**What to produce**
Which lines in the records below contain the word "Chapter"? Copy each one out.
* begin Data for this task *
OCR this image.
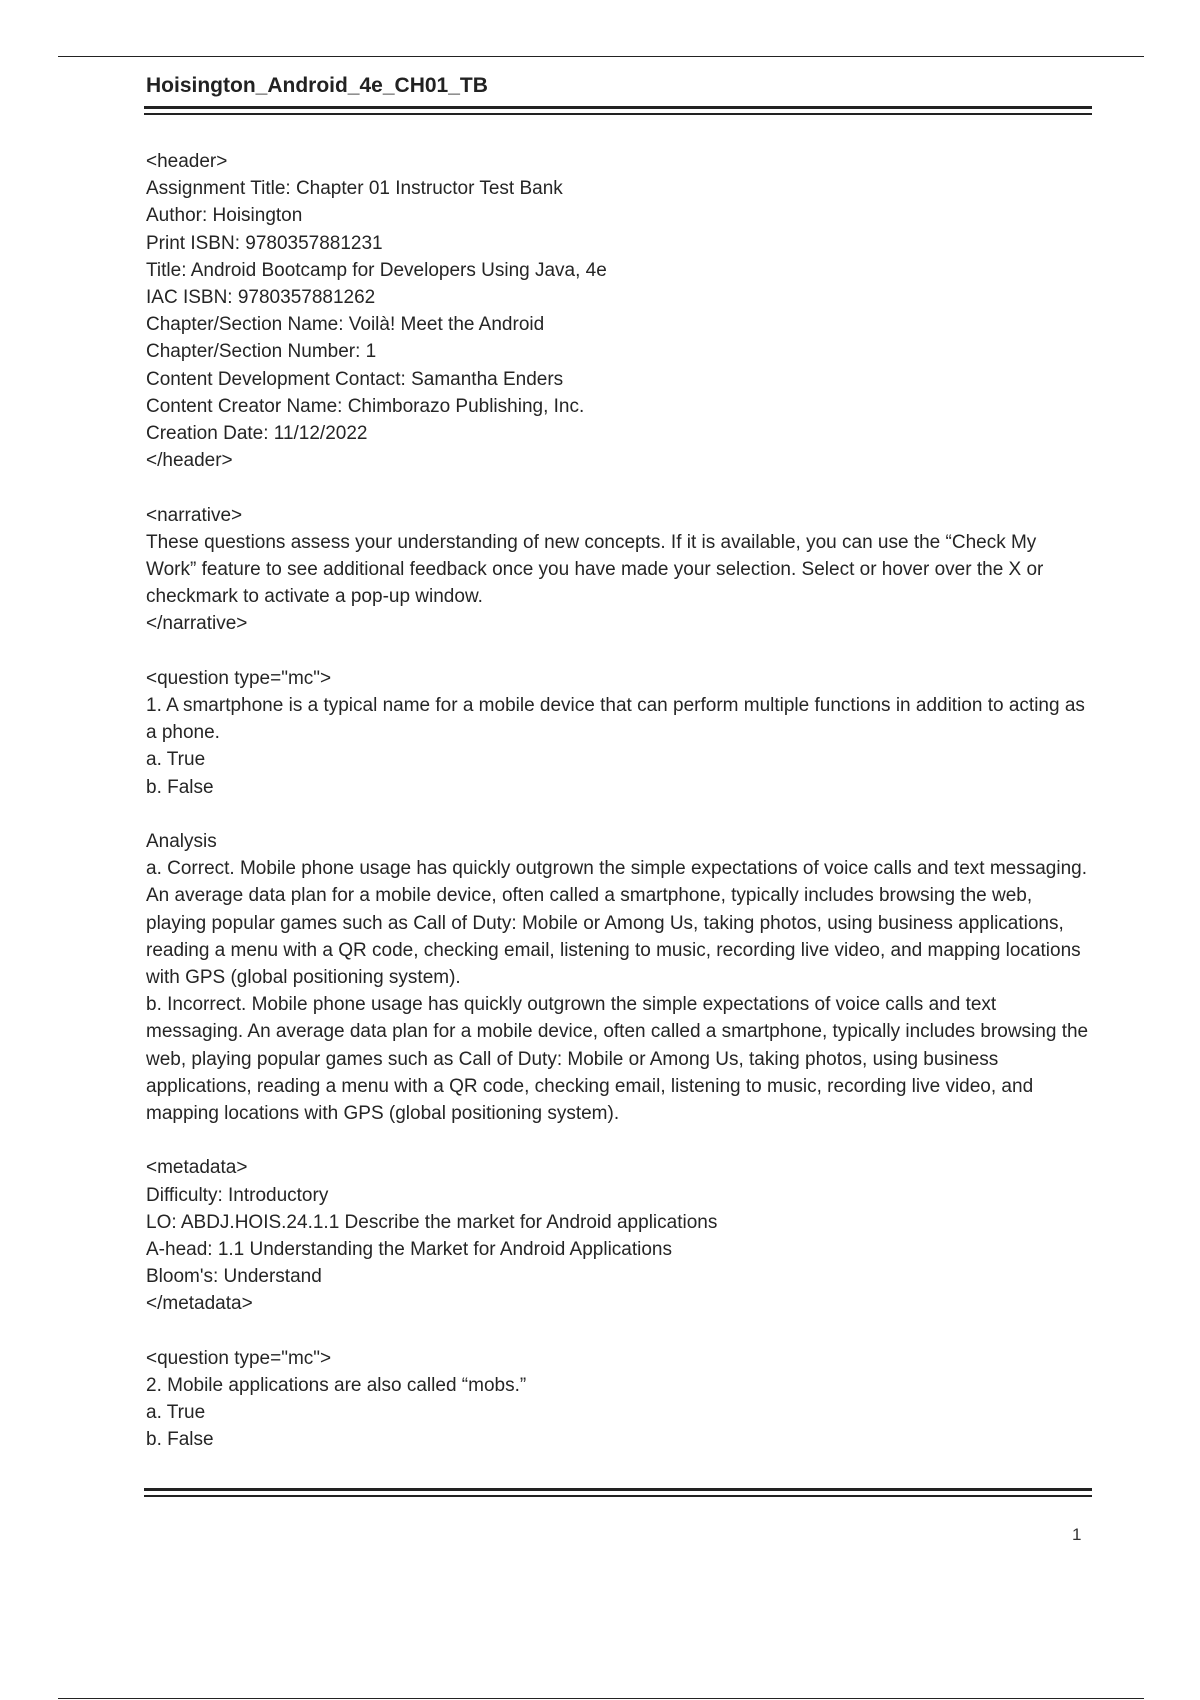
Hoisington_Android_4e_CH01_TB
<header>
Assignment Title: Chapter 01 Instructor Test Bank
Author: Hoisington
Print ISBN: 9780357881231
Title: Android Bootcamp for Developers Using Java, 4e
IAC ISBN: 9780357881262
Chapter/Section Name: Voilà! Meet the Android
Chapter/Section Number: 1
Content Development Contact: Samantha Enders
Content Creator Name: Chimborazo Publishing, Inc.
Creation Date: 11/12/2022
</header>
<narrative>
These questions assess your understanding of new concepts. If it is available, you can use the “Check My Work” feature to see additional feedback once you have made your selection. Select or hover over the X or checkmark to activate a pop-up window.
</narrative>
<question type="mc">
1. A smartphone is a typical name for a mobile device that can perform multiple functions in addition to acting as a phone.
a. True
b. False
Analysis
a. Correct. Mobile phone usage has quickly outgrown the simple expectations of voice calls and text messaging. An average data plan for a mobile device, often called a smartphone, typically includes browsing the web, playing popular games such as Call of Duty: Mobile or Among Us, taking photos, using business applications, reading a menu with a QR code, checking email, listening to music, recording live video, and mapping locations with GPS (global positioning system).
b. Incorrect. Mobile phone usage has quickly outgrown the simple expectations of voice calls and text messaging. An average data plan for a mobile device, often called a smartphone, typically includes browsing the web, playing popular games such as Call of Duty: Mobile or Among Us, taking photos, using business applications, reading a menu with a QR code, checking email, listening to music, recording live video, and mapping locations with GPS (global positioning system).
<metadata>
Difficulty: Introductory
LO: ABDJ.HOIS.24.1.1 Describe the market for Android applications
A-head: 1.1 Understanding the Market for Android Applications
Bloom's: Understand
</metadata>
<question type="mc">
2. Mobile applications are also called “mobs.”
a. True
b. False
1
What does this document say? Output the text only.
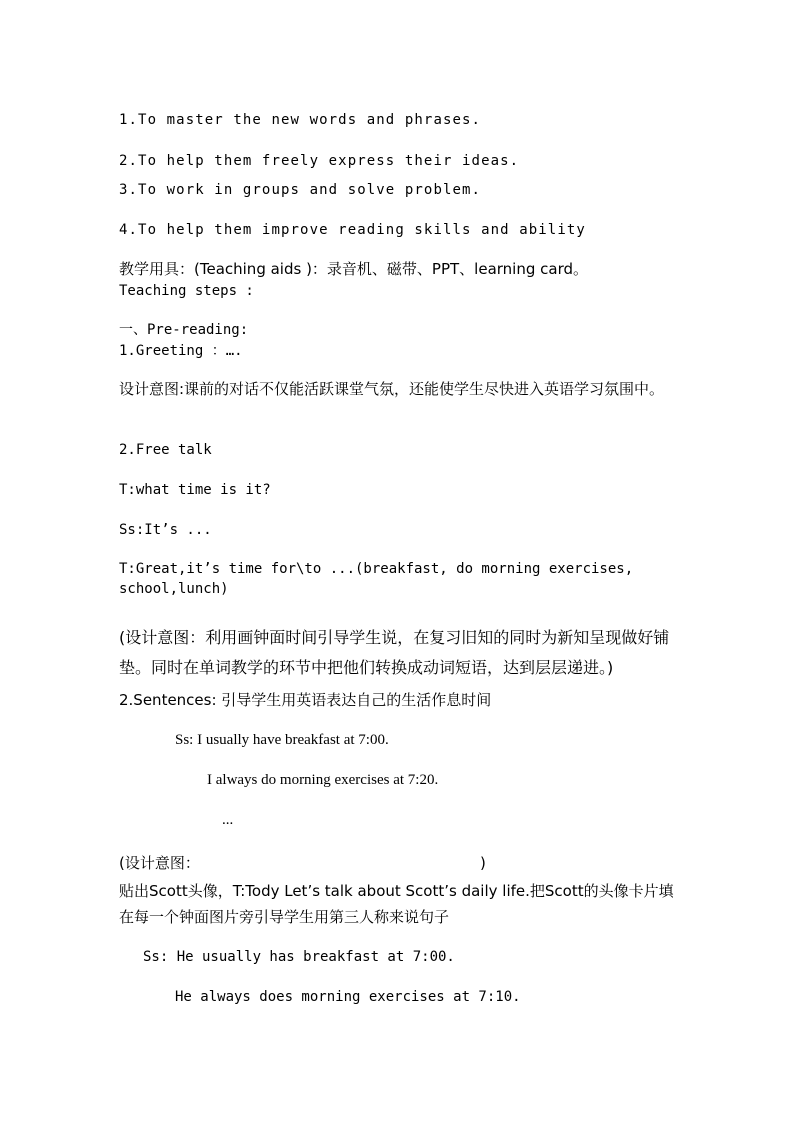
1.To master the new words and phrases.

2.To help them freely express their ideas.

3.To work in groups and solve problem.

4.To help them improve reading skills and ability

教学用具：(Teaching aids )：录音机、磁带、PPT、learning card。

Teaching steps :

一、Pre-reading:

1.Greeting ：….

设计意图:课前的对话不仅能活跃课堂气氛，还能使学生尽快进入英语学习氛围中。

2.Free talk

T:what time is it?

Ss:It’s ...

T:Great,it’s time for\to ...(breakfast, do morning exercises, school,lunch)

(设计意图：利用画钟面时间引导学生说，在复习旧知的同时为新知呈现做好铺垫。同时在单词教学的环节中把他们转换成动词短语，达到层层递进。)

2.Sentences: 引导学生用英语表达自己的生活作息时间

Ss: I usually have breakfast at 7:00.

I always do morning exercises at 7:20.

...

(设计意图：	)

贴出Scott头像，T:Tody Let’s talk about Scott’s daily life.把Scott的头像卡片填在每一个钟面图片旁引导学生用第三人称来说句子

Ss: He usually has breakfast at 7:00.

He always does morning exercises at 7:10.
* end Data for this task *
**The output**
Assignment Title: Chapter 01 Instructor Test Bank
Chapter/Section Name: Voilà! Meet the Android
Chapter/Section Number: 1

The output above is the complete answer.